== Required work ==
For each line of the data below that holds "года", copy the line.

═══ Data records

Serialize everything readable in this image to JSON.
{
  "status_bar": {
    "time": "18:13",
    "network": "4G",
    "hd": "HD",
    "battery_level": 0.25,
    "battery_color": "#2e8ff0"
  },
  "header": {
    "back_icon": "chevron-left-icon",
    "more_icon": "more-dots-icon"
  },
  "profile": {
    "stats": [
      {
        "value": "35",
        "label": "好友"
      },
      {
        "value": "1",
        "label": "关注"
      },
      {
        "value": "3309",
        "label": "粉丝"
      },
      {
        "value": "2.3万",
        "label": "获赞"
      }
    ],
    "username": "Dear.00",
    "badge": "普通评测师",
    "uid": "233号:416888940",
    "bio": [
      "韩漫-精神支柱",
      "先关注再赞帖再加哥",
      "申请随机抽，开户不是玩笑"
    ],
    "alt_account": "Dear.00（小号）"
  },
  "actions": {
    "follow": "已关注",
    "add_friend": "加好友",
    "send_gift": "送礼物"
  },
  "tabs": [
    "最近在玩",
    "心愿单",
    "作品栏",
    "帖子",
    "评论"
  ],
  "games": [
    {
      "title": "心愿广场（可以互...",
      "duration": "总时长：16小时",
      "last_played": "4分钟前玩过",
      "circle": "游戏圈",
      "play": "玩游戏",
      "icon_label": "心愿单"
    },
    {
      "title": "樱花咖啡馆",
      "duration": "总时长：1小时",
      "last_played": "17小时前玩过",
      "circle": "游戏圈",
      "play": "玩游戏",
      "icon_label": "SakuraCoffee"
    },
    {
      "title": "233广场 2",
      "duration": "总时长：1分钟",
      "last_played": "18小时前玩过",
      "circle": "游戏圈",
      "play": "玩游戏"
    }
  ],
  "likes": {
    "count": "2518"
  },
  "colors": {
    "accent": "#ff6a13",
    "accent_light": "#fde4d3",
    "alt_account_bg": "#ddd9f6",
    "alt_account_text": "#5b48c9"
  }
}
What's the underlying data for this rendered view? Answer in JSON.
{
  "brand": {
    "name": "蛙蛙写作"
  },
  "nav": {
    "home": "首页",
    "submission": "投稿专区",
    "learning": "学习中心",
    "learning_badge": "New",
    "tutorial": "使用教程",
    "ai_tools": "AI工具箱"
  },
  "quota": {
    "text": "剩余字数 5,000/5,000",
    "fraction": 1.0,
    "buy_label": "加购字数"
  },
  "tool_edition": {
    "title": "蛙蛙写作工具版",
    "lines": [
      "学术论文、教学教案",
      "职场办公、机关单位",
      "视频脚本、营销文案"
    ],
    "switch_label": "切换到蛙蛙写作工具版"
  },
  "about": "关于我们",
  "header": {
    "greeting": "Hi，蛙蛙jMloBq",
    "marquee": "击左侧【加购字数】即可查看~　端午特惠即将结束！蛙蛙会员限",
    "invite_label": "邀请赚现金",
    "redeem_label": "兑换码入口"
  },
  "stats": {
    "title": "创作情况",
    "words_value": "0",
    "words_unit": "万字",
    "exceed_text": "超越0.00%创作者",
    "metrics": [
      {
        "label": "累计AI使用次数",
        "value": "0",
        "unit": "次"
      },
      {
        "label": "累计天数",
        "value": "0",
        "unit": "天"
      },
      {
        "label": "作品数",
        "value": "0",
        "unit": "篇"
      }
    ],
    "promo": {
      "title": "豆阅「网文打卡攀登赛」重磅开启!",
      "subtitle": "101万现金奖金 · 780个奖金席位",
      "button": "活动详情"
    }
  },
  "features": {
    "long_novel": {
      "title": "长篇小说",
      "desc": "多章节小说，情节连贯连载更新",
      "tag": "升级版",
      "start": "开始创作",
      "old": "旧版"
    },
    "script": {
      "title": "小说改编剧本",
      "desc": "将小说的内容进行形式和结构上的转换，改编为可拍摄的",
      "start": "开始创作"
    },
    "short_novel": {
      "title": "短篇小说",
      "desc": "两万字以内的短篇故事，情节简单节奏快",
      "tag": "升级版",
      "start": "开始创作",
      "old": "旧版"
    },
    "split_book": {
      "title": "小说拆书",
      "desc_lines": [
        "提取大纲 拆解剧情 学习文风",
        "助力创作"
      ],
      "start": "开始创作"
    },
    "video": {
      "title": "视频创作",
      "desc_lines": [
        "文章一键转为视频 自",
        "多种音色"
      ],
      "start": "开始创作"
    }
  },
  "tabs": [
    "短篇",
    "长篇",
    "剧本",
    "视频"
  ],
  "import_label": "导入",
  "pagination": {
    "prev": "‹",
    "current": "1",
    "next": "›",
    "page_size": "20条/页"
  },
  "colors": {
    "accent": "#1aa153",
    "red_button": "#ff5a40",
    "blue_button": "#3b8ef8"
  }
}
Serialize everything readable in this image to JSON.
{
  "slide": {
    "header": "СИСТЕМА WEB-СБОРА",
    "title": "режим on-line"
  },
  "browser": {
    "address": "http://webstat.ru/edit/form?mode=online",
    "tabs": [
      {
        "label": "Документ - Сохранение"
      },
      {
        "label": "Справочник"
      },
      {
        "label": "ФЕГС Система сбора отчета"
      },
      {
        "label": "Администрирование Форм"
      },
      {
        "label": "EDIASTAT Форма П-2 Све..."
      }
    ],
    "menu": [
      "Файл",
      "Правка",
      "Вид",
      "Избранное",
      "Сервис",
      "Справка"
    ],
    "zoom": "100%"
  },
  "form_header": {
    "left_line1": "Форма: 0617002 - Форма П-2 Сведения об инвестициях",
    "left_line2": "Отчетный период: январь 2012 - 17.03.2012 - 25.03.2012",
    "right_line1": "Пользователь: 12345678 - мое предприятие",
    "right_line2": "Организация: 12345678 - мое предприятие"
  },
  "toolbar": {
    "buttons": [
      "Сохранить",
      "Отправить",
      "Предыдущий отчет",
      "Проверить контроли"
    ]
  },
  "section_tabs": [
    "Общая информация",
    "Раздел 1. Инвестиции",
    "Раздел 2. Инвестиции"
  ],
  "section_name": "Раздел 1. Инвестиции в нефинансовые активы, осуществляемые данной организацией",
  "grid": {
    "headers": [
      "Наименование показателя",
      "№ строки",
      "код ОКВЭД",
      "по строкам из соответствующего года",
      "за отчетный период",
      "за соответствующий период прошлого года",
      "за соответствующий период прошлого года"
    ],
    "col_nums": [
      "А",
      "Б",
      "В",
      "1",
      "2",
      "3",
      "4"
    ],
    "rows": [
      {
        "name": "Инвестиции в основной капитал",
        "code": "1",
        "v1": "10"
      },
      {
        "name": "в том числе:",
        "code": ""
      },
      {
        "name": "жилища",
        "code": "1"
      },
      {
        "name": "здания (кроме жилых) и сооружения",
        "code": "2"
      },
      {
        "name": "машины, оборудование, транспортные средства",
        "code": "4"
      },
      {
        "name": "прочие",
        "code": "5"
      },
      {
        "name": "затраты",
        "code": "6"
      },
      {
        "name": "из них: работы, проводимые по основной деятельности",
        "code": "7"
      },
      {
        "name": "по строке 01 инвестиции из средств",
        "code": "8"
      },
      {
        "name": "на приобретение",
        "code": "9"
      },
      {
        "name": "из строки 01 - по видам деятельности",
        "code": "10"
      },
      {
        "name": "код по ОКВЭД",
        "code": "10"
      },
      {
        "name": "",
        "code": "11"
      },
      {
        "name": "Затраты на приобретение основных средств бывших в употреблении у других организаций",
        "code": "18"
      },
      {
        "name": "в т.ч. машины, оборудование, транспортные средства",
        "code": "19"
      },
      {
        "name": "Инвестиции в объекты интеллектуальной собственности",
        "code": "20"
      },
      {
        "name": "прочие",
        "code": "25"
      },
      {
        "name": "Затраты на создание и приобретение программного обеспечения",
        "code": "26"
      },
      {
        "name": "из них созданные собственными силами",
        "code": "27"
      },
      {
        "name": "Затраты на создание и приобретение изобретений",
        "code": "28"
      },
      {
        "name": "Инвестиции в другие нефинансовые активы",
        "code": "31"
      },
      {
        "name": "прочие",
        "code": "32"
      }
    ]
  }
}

══════

== Written response ==
      "по строкам из соответствующего года",
      "за соответствующий период прошлого года",
      "за соответствующий период прошлого года"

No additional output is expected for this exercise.